Quote every entry word for word.

[Start]

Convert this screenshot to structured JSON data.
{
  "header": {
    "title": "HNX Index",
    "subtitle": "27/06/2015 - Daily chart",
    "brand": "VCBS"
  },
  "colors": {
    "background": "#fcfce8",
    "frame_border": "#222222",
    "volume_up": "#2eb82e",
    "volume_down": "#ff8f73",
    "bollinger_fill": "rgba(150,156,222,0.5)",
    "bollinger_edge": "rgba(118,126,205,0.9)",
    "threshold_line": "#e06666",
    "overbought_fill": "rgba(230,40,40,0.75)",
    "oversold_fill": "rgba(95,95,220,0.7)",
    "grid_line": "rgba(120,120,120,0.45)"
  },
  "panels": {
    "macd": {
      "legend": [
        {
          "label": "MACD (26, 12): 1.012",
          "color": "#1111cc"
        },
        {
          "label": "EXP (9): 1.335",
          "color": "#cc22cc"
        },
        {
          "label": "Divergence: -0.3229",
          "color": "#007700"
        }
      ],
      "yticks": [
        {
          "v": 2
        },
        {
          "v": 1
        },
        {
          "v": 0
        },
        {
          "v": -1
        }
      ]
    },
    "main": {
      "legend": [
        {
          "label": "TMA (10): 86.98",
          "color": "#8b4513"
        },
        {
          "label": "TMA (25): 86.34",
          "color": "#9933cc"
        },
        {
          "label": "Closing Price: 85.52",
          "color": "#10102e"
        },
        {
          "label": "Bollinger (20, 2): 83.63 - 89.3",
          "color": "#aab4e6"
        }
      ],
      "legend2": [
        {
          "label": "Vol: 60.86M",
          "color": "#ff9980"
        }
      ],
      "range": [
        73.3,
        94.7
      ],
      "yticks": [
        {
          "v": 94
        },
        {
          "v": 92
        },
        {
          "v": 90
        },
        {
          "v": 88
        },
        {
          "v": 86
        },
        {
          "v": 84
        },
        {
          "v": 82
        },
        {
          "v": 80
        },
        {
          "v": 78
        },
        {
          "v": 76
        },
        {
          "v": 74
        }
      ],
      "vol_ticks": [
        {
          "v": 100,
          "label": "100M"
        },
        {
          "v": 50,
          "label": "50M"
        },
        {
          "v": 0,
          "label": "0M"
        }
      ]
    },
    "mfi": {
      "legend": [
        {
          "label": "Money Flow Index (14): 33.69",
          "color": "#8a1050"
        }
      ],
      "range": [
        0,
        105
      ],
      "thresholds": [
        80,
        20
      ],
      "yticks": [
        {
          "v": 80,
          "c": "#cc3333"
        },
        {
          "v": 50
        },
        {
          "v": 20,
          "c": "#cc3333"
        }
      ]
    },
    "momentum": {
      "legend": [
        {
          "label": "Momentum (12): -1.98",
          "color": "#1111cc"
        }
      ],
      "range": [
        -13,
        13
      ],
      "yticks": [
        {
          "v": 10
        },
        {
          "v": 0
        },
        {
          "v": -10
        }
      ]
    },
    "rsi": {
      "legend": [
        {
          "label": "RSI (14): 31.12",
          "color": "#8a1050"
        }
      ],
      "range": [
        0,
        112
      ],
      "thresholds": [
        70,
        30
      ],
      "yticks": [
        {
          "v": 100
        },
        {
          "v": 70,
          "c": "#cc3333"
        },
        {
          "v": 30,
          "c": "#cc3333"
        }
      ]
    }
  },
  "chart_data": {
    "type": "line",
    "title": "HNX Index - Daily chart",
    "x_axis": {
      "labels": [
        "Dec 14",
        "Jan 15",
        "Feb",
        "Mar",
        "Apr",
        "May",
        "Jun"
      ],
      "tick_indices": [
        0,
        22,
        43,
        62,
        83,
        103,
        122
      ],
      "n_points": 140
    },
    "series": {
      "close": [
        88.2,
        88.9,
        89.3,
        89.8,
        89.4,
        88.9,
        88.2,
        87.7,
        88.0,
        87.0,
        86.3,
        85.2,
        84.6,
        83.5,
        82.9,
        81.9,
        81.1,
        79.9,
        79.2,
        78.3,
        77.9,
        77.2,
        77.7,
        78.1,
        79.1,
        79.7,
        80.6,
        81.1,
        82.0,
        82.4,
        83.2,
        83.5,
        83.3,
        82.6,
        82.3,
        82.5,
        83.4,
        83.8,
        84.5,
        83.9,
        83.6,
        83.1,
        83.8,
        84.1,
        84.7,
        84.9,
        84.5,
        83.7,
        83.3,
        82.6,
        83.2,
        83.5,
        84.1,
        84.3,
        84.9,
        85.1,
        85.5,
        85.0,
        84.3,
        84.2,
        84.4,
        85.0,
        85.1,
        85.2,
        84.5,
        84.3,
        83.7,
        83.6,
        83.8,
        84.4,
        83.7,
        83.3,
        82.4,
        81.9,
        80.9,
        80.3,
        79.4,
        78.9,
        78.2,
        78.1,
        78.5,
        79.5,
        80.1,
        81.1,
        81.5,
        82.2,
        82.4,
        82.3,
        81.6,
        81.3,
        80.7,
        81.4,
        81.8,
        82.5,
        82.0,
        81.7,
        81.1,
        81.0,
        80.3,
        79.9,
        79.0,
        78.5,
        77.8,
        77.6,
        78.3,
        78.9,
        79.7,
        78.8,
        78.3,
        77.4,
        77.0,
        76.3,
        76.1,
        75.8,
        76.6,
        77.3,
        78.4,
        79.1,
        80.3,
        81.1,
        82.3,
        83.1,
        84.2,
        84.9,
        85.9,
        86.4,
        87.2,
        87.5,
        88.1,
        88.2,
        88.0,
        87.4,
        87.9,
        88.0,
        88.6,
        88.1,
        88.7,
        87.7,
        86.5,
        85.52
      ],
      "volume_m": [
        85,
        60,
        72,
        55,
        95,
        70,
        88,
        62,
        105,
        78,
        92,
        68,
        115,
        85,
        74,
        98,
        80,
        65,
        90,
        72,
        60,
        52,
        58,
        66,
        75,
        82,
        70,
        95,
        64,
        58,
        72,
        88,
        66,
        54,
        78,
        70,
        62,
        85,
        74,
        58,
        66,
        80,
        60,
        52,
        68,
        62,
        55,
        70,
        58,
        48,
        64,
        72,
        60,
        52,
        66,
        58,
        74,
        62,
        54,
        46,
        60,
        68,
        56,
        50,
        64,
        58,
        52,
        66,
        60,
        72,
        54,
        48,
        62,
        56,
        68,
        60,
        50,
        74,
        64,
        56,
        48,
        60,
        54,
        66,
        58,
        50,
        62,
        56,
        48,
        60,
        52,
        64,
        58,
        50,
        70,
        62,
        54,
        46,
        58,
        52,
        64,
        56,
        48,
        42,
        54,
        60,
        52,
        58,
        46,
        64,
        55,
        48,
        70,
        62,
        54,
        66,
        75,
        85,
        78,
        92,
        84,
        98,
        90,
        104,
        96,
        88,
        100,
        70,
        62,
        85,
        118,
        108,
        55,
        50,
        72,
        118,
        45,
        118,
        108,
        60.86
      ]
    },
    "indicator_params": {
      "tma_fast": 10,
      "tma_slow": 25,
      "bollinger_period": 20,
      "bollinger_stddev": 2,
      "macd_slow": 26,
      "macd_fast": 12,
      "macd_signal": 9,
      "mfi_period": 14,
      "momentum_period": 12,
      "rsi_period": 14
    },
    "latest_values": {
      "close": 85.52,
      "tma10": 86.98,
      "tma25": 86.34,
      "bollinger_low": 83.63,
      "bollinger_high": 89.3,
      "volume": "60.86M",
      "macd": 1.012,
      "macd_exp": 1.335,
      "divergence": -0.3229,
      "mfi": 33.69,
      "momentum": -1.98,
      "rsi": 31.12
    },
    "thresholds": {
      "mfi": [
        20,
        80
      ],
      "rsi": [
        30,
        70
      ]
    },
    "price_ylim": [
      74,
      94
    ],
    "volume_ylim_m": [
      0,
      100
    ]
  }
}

[End]

* ANSWER TO THE PROBLEM *
Convert this screenshot to structured JSON data.
{
  "header": {
    "title": "HNX Index",
    "subtitle": "27/06/2015 - Daily chart",
    "brand": "VCBS"
  },
  "colors": {
    "background": "#fcfce8",
    "frame_border": "#222222",
    "volume_up": "#2eb82e",
    "volume_down": "#ff8f73",
    "bollinger_fill": "rgba(150,156,222,0.5)",
    "bollinger_edge": "rgba(118,126,205,0.9)",
    "threshold_line": "#e06666",
    "overbought_fill": "rgba(230,40,40,0.75)",
    "oversold_fill": "rgba(95,95,220,0.7)",
    "grid_line": "rgba(120,120,120,0.45)"
  },
  "panels": {
    "macd": {
      "legend": [
        {
          "label": "MACD (26, 12): 1.012",
          "color": "#1111cc"
        },
        {
          "label": "EXP (9): 1.335",
          "color": "#cc22cc"
        },
        {
          "label": "Divergence: -0.3229",
          "color": "#007700"
        }
      ],
      "yticks": [
        {
          "v": 2
        },
        {
          "v": 1
        },
        {
          "v": 0
        },
        {
          "v": -1
        }
      ]
    },
    "main": {
      "legend": [
        {
          "label": "TMA (10): 86.98",
          "color": "#8b4513"
        },
        {
          "label": "TMA (25): 86.34",
          "color": "#9933cc"
        },
        {
          "label": "Closing Price: 85.52",
          "color": "#10102e"
        },
        {
          "label": "Bollinger (20, 2): 83.63 - 89.3",
          "color": "#aab4e6"
        }
      ],
      "legend2": [
        {
          "label": "Vol: 60.86M",
          "color": "#ff9980"
        }
      ],
      "range": [
        73.3,
        94.7
      ],
      "yticks": [
        {
          "v": 94
        },
        {
          "v": 92
        },
        {
          "v": 90
        },
        {
          "v": 88
        },
        {
          "v": 86
        },
        {
          "v": 84
        },
        {
          "v": 82
        },
        {
          "v": 80
        },
        {
          "v": 78
        },
        {
          "v": 76
        },
        {
          "v": 74
        }
      ],
      "vol_ticks": [
        {
          "v": 100,
          "label": "100M"
        },
        {
          "v": 50,
          "label": "50M"
        },
        {
          "v": 0,
          "label": "0M"
        }
      ]
    },
    "mfi": {
      "legend": [
        {
          "label": "Money Flow Index (14): 33.69",
          "color": "#8a1050"
        }
      ],
      "range": [
        0,
        105
      ],
      "thresholds": [
        80,
        20
      ],
      "yticks": [
        {
          "v": 80,
          "c": "#cc3333"
        },
        {
          "v": 50
        },
        {
          "v": 20,
          "c": "#cc3333"
        }
      ]
    },
    "momentum": {
      "legend": [
        {
          "label": "Momentum (12): -1.98",
          "color": "#1111cc"
        }
      ],
      "range": [
        -13,
        13
      ],
      "yticks": [
        {
          "v": 10
        },
        {
          "v": 0
        },
        {
          "v": -10
        }
      ]
    },
    "rsi": {
      "legend": [
        {
          "label": "RSI (14): 31.12",
          "color": "#8a1050"
        }
      ],
      "range": [
        0,
        112
      ],
      "thresholds": [
        70,
        30
      ],
      "yticks": [
        {
          "v": 100
        },
        {
          "v": 70,
          "c": "#cc3333"
        },
        {
          "v": 30,
          "c": "#cc3333"
        }
      ]
    }
  },
  "chart_data": {
    "type": "line",
    "title": "HNX Index - Daily chart",
    "x_axis": {
      "labels": [
        "Dec 14",
        "Jan 15",
        "Feb",
        "Mar",
        "Apr",
        "May",
        "Jun"
      ],
      "tick_indices": [
        0,
        22,
        43,
        62,
        83,
        103,
        122
      ],
      "n_points": 140
    },
    "series": {
      "close": [
        88.2,
        88.9,
        89.3,
        89.8,
        89.4,
        88.9,
        88.2,
        87.7,
        88.0,
        87.0,
        86.3,
        85.2,
        84.6,
        83.5,
        82.9,
        81.9,
        81.1,
        79.9,
        79.2,
        78.3,
        77.9,
        77.2,
        77.7,
        78.1,
        79.1,
        79.7,
        80.6,
        81.1,
        82.0,
        82.4,
        83.2,
        83.5,
        83.3,
        82.6,
        82.3,
        82.5,
        83.4,
        83.8,
        84.5,
        83.9,
        83.6,
        83.1,
        83.8,
        84.1,
        84.7,
        84.9,
        84.5,
        83.7,
        83.3,
        82.6,
        83.2,
        83.5,
        84.1,
        84.3,
        84.9,
        85.1,
        85.5,
        85.0,
        84.3,
        84.2,
        84.4,
        85.0,
        85.1,
        85.2,
        84.5,
        84.3,
        83.7,
        83.6,
        83.8,
        84.4,
        83.7,
        83.3,
        82.4,
        81.9,
        80.9,
        80.3,
        79.4,
        78.9,
        78.2,
        78.1,
        78.5,
        79.5,
        80.1,
        81.1,
        81.5,
        82.2,
        82.4,
        82.3,
        81.6,
        81.3,
        80.7,
        81.4,
        81.8,
        82.5,
        82.0,
        81.7,
        81.1,
        81.0,
        80.3,
        79.9,
        79.0,
        78.5,
        77.8,
        77.6,
        78.3,
        78.9,
        79.7,
        78.8,
        78.3,
        77.4,
        77.0,
        76.3,
        76.1,
        75.8,
        76.6,
        77.3,
        78.4,
        79.1,
        80.3,
        81.1,
        82.3,
        83.1,
        84.2,
        84.9,
        85.9,
        86.4,
        87.2,
        87.5,
        88.1,
        88.2,
        88.0,
        87.4,
        87.9,
        88.0,
        88.6,
        88.1,
        88.7,
        87.7,
        86.5,
        85.52
      ],
      "volume_m": [
        85,
        60,
        72,
        55,
        95,
        70,
        88,
        62,
        105,
        78,
        92,
        68,
        115,
        85,
        74,
        98,
        80,
        65,
        90,
        72,
        60,
        52,
        58,
        66,
        75,
        82,
        70,
        95,
        64,
        58,
        72,
        88,
        66,
        54,
        78,
        70,
        62,
        85,
        74,
        58,
        66,
        80,
        60,
        52,
        68,
        62,
        55,
        70,
        58,
        48,
        64,
        72,
        60,
        52,
        66,
        58,
        74,
        62,
        54,
        46,
        60,
        68,
        56,
        50,
        64,
        58,
        52,
        66,
        60,
        72,
        54,
        48,
        62,
        56,
        68,
        60,
        50,
        74,
        64,
        56,
        48,
        60,
        54,
        66,
        58,
        50,
        62,
        56,
        48,
        60,
        52,
        64,
        58,
        50,
        70,
        62,
        54,
        46,
        58,
        52,
        64,
        56,
        48,
        42,
        54,
        60,
        52,
        58,
        46,
        64,
        55,
        48,
        70,
        62,
        54,
        66,
        75,
        85,
        78,
        92,
        84,
        98,
        90,
        104,
        96,
        88,
        100,
        70,
        62,
        85,
        118,
        108,
        55,
        50,
        72,
        118,
        45,
        118,
        108,
        60.86
      ]
    },
    "indicator_params": {
      "tma_fast": 10,
      "tma_slow": 25,
      "bollinger_period": 20,
      "bollinger_stddev": 2,
      "macd_slow": 26,
      "macd_fast": 12,
      "macd_signal": 9,
      "mfi_period": 14,
      "momentum_period": 12,
      "rsi_period": 14
    },
    "latest_values": {
      "close": 85.52,
      "tma10": 86.98,
      "tma25": 86.34,
      "bollinger_low": 83.63,
      "bollinger_high": 89.3,
      "volume": "60.86M",
      "macd": 1.012,
      "macd_exp": 1.335,
      "divergence": -0.3229,
      "mfi": 33.69,
      "momentum": -1.98,
      "rsi": 31.12
    },
    "thresholds": {
      "mfi": [
        20,
        80
      ],
      "rsi": [
        30,
        70
      ]
    },
    "price_ylim": [
      74,
      94
    ],
    "volume_ylim_m": [
      0,
      100
    ]
  }
}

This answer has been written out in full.